Return each line holding the string "opened".
_ _ _ _ _
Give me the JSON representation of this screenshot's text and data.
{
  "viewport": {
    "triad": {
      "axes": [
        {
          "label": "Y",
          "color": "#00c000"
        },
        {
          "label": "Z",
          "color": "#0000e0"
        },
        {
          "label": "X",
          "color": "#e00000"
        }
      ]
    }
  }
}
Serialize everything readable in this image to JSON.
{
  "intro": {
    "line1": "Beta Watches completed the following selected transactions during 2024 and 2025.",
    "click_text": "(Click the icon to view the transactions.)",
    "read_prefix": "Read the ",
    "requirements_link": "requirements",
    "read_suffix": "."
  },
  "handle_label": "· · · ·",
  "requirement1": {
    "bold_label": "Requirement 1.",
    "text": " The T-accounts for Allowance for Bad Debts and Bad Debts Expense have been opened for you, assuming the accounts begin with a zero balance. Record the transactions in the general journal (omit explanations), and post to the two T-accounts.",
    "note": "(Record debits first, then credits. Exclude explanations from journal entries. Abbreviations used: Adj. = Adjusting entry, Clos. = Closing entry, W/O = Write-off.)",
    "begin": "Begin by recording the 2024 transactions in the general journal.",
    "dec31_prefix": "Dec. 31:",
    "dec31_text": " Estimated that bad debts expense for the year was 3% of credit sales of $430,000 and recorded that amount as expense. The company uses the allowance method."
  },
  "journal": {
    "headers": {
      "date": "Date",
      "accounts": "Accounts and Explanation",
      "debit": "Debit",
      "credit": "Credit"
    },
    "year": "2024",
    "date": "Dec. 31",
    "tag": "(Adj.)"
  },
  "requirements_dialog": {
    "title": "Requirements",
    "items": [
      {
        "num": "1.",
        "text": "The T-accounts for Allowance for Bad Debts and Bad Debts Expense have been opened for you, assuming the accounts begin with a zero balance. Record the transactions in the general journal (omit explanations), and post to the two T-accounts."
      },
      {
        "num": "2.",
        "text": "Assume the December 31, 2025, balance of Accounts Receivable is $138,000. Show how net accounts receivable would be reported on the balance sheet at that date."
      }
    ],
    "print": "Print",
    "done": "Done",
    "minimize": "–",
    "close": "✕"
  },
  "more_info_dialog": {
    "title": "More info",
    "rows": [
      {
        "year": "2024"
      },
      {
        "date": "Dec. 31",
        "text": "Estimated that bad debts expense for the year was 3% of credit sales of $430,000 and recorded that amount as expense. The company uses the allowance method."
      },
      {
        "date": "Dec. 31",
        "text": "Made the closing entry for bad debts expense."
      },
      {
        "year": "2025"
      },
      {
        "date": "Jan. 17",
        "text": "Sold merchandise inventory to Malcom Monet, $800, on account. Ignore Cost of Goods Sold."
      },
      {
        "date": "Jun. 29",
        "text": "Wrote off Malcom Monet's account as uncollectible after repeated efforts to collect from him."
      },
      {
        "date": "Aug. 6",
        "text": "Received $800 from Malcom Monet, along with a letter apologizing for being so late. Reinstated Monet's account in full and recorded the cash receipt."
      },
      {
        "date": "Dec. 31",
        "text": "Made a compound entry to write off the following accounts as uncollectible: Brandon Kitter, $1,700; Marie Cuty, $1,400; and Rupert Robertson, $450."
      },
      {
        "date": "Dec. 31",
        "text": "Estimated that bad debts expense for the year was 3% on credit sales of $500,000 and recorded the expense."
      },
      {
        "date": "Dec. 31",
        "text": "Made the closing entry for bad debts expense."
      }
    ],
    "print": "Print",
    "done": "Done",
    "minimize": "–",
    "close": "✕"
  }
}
_ _ _ _ _
SOLUTION:
    "text": " The T-accounts for Allowance for Bad Debts and Bad Debts Expense have been opened for you, assuming the accounts begin with a zero balance. Record the transactions in the general journal (omit explanations), and post to the two T-accounts.",
        "text": "The T-accounts for Allowance for Bad Debts and Bad Debts Expense have been opened for you, assuming the accounts begin with a zero balance. Record the transactions in the general journal (omit explanations), and post to the two T-accounts."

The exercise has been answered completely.